Your task — Pull every line containing "this" from the entries.

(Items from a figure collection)
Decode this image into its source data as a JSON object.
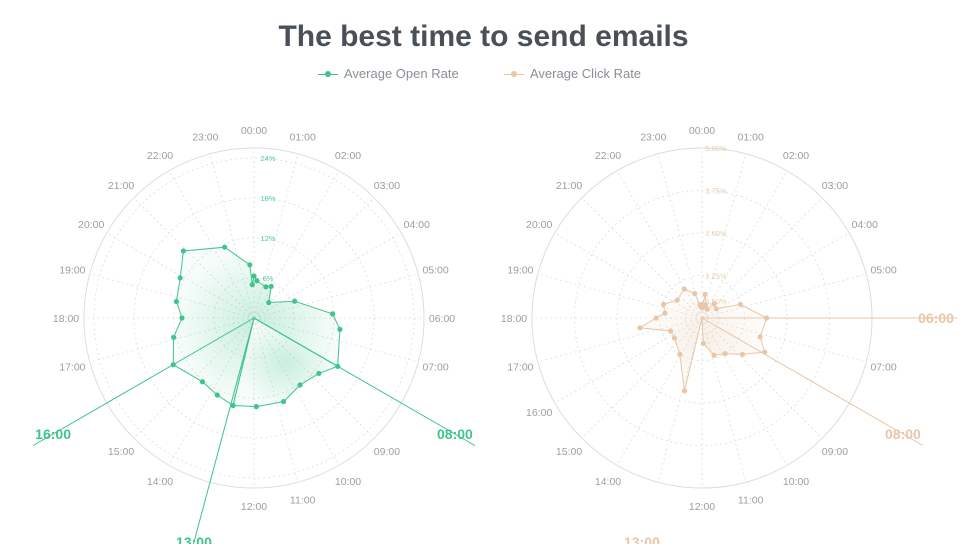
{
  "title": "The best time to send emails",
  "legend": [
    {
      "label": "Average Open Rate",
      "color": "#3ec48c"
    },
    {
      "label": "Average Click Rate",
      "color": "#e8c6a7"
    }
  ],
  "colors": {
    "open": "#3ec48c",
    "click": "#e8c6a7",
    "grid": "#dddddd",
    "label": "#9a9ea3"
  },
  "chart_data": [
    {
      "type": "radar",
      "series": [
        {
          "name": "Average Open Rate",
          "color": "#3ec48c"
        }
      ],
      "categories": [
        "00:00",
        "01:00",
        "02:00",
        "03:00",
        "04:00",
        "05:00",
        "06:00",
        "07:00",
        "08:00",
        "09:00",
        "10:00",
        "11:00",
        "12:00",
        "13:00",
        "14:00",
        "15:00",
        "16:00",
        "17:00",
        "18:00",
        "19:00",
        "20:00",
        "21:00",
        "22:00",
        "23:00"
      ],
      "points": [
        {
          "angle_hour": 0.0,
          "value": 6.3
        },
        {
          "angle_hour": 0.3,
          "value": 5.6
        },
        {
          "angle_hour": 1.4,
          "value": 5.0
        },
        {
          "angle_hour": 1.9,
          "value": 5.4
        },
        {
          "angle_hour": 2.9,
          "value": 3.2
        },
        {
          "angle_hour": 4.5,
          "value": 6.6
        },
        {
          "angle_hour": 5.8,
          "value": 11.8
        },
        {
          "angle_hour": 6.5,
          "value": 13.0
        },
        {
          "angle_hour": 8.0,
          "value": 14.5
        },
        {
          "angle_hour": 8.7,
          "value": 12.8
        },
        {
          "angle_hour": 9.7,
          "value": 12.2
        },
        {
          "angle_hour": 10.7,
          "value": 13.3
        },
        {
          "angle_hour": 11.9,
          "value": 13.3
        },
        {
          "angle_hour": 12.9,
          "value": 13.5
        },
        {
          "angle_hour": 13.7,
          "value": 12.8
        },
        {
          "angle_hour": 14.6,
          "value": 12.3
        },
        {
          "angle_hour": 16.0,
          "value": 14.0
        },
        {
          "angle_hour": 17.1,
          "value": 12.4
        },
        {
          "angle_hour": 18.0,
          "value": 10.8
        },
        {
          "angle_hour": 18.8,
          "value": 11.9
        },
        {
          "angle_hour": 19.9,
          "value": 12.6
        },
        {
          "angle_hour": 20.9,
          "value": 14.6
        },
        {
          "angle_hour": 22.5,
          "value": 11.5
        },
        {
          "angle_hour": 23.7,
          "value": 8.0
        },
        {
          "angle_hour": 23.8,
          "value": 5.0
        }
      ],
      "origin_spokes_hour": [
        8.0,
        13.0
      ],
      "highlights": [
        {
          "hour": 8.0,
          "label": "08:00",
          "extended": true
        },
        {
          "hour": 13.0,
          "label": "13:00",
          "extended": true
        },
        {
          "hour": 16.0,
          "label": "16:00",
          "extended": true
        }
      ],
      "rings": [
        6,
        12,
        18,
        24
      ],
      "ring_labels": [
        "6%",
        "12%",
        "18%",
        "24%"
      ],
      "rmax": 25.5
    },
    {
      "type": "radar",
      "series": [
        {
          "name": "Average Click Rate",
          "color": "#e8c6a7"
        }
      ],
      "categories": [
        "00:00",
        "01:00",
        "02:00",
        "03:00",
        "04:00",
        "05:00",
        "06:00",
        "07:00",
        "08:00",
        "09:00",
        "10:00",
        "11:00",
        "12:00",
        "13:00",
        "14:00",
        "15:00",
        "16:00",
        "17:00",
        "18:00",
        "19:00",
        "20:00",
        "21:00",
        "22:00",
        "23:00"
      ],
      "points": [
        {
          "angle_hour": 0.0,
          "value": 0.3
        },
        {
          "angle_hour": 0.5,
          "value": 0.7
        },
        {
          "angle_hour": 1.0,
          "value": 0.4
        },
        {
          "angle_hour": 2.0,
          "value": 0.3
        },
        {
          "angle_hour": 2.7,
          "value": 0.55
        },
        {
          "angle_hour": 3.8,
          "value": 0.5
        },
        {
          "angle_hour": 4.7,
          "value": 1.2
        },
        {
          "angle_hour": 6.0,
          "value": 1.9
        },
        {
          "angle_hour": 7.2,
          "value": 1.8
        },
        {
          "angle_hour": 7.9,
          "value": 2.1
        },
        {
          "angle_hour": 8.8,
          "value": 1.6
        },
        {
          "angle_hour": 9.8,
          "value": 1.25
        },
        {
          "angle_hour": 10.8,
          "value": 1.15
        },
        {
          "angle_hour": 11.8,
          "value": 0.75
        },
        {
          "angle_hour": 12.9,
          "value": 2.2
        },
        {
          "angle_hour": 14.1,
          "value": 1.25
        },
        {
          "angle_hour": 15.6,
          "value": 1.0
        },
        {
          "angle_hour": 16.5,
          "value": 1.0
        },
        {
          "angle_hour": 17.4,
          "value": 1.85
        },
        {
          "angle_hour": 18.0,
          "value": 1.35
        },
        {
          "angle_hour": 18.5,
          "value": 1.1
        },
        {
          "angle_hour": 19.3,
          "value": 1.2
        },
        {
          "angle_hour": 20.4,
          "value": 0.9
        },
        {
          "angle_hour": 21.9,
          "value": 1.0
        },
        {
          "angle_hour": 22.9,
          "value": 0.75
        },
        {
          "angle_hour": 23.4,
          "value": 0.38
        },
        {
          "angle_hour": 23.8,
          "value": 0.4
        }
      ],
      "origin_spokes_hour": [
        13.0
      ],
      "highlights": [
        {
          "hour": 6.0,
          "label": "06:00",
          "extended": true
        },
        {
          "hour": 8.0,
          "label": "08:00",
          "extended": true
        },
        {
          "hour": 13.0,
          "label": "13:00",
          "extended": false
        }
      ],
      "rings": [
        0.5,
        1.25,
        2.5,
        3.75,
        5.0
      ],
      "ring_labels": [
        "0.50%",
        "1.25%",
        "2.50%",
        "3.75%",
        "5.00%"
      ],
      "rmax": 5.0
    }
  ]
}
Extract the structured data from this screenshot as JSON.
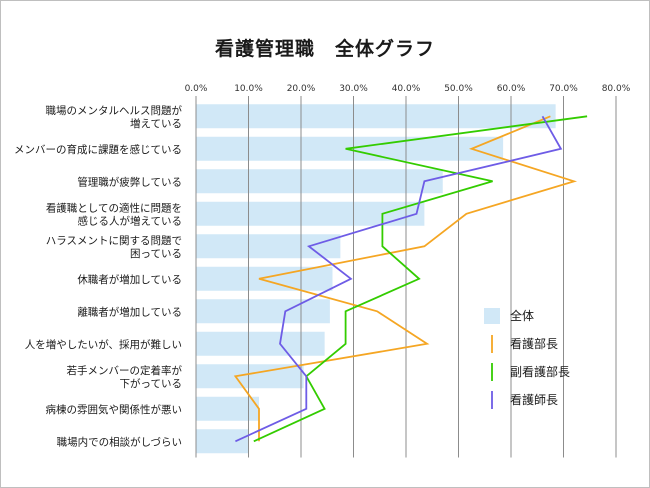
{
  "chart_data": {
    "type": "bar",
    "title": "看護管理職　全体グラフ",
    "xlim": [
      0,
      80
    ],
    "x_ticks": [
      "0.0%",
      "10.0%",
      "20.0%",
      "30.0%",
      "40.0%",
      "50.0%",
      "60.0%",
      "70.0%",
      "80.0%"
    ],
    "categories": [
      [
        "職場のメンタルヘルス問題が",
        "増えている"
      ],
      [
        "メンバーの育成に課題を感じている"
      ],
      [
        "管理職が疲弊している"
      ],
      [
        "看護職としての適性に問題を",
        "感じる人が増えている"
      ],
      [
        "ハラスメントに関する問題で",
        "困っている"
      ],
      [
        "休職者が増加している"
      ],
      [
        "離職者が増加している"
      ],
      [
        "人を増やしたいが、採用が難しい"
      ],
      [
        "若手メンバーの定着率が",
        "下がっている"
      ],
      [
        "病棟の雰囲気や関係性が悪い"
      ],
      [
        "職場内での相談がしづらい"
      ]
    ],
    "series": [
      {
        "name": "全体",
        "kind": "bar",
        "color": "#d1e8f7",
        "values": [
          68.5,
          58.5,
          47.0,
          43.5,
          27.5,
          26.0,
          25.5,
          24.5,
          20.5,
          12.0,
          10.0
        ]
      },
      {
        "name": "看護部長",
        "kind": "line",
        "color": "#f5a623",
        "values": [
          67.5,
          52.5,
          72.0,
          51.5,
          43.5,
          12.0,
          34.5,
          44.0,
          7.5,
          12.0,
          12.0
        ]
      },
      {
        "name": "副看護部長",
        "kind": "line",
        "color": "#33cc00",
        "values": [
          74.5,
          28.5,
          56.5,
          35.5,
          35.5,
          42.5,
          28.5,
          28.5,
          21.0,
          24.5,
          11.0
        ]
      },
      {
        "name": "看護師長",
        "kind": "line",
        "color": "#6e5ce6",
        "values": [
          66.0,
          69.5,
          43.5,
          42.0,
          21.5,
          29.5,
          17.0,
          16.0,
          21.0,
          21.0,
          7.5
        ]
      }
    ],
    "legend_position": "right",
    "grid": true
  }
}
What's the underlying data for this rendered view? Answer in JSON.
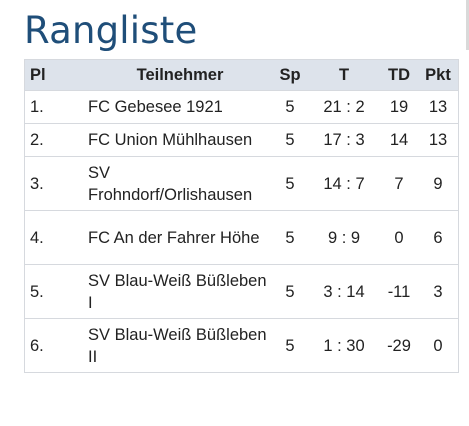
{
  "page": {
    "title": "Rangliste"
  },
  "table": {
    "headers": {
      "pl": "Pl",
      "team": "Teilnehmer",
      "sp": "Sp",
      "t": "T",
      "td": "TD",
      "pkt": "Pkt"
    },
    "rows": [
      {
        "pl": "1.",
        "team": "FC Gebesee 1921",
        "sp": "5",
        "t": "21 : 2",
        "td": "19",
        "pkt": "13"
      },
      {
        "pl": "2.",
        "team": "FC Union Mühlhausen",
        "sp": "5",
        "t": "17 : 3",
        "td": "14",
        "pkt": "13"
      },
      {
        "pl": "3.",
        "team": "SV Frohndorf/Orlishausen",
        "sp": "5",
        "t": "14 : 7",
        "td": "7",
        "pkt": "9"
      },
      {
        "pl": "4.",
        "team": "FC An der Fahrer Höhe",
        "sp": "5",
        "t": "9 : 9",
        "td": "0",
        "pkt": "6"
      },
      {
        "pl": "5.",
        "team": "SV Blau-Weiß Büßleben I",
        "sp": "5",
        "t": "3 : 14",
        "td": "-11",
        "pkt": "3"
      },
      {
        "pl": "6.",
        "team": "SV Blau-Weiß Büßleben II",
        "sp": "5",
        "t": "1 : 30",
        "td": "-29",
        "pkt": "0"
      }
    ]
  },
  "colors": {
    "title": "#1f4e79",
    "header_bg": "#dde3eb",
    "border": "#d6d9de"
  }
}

Output of the exercise —
Decode this image into its source data as a JSON object.
Extract the structured data from this screenshot as JSON.
What's the underlying data for this rendered view? Answer in JSON.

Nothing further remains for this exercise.